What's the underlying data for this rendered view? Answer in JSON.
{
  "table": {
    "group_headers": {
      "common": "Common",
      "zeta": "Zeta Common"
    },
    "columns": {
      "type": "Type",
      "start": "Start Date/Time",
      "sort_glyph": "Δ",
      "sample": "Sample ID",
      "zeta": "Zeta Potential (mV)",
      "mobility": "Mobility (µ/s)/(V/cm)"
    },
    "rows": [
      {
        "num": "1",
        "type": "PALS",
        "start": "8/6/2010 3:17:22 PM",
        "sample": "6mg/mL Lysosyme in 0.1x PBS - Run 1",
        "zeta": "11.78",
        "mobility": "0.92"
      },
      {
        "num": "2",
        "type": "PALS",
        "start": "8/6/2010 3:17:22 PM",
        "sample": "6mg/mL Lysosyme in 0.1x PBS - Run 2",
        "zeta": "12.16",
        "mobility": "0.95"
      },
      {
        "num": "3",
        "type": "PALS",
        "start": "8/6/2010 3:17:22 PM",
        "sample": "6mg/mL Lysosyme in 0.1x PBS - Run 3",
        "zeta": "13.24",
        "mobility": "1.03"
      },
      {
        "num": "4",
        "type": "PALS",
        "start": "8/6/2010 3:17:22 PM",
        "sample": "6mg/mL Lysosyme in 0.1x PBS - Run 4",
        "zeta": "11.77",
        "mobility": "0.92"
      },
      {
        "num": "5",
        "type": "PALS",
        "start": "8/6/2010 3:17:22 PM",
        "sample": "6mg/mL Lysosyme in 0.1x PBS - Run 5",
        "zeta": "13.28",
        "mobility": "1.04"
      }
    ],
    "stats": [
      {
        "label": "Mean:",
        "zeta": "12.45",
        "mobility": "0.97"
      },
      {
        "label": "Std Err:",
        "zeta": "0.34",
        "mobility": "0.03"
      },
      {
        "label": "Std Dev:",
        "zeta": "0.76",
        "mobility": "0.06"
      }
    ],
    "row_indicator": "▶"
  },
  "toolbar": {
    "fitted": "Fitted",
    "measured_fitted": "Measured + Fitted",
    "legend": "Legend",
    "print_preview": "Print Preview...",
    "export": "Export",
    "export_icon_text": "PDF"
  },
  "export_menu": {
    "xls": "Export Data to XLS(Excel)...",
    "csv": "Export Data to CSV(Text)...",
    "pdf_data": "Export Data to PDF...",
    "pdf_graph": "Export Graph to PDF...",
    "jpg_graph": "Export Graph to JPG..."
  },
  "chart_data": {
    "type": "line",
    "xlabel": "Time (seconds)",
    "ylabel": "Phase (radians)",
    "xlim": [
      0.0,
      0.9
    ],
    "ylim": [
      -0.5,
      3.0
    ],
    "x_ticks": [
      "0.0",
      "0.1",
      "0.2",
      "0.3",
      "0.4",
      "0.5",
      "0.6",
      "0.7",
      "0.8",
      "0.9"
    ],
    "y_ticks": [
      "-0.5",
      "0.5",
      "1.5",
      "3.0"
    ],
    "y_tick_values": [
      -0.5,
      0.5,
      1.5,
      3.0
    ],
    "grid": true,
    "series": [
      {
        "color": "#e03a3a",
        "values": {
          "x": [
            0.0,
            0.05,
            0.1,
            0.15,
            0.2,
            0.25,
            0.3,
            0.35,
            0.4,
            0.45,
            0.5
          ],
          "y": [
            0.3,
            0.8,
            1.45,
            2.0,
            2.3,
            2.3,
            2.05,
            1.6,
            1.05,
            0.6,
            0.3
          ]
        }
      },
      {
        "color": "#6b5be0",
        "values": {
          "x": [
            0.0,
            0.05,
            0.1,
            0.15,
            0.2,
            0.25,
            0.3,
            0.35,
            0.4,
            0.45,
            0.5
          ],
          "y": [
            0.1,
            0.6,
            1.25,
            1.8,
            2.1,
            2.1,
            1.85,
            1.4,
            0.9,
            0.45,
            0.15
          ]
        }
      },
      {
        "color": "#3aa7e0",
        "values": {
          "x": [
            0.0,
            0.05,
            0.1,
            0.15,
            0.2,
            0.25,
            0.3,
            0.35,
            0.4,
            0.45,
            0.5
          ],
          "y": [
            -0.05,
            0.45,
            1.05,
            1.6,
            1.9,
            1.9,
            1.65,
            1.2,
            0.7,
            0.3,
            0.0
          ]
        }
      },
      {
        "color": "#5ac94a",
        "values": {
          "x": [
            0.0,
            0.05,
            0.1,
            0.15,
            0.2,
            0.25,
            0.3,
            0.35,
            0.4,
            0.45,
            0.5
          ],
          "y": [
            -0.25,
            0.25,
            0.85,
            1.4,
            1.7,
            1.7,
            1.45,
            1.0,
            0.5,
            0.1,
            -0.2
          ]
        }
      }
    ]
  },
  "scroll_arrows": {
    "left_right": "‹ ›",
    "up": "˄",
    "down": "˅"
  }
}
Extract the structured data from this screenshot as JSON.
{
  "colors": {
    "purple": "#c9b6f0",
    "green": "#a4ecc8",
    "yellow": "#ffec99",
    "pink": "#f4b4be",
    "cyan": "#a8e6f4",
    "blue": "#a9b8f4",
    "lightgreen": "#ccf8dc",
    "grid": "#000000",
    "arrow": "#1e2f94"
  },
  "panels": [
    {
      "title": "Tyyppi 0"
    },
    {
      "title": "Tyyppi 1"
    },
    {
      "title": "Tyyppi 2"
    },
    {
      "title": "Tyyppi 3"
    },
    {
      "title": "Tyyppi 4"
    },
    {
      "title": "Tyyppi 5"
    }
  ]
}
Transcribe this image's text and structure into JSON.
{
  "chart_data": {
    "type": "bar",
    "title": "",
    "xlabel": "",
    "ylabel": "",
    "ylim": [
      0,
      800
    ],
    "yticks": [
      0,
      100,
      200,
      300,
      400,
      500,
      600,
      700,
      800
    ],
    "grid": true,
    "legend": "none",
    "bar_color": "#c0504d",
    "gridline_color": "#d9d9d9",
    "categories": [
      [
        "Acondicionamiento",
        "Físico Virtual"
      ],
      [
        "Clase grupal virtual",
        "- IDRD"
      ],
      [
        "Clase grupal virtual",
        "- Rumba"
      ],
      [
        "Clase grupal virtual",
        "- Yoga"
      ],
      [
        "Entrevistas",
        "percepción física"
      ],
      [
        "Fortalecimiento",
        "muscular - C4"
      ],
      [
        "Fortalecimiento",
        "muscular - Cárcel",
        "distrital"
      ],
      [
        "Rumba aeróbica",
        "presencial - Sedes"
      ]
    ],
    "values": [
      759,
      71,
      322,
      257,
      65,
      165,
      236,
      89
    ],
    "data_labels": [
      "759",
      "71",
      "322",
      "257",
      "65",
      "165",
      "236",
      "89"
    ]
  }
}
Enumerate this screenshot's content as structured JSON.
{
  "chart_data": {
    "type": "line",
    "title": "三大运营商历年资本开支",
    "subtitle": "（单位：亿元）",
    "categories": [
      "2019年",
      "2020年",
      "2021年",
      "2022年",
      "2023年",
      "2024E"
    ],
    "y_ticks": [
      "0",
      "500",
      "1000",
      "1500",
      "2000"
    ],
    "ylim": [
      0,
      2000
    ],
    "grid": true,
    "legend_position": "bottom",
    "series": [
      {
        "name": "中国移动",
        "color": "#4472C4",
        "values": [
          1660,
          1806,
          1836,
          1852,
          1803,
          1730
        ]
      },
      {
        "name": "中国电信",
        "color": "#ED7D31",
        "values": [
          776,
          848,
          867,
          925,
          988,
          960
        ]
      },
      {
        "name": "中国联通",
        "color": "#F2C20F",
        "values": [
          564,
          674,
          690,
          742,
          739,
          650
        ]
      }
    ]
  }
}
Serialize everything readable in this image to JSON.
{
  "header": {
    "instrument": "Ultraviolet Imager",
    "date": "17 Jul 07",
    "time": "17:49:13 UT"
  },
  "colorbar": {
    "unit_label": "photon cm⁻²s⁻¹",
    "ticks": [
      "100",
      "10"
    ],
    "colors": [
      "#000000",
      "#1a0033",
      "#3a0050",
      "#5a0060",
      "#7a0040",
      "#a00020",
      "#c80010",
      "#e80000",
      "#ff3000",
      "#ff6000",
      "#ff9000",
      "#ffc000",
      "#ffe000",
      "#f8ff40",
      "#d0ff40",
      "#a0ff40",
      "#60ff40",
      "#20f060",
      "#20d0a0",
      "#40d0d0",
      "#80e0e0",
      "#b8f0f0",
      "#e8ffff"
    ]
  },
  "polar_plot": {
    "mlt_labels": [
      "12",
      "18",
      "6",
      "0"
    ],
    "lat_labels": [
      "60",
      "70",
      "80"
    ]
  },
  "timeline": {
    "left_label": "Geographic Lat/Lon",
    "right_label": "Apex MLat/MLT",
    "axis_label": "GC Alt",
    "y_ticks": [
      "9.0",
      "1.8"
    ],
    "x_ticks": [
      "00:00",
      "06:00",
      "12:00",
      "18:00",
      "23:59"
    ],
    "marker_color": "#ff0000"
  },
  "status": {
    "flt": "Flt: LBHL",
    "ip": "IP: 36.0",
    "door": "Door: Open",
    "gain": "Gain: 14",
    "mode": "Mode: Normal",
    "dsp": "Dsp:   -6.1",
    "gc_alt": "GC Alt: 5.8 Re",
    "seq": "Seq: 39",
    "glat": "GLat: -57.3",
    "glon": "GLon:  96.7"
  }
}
----
Copy every single line of the material above that holds "this".

What's the underlying data for this rendered view? Answer in JSON.
Extract the structured data from this screenshot as JSON.
Transcribe this image's text and structure into JSON.
Enumerate this screenshot's content as structured JSON.
Serialize everything readable in this image to JSON.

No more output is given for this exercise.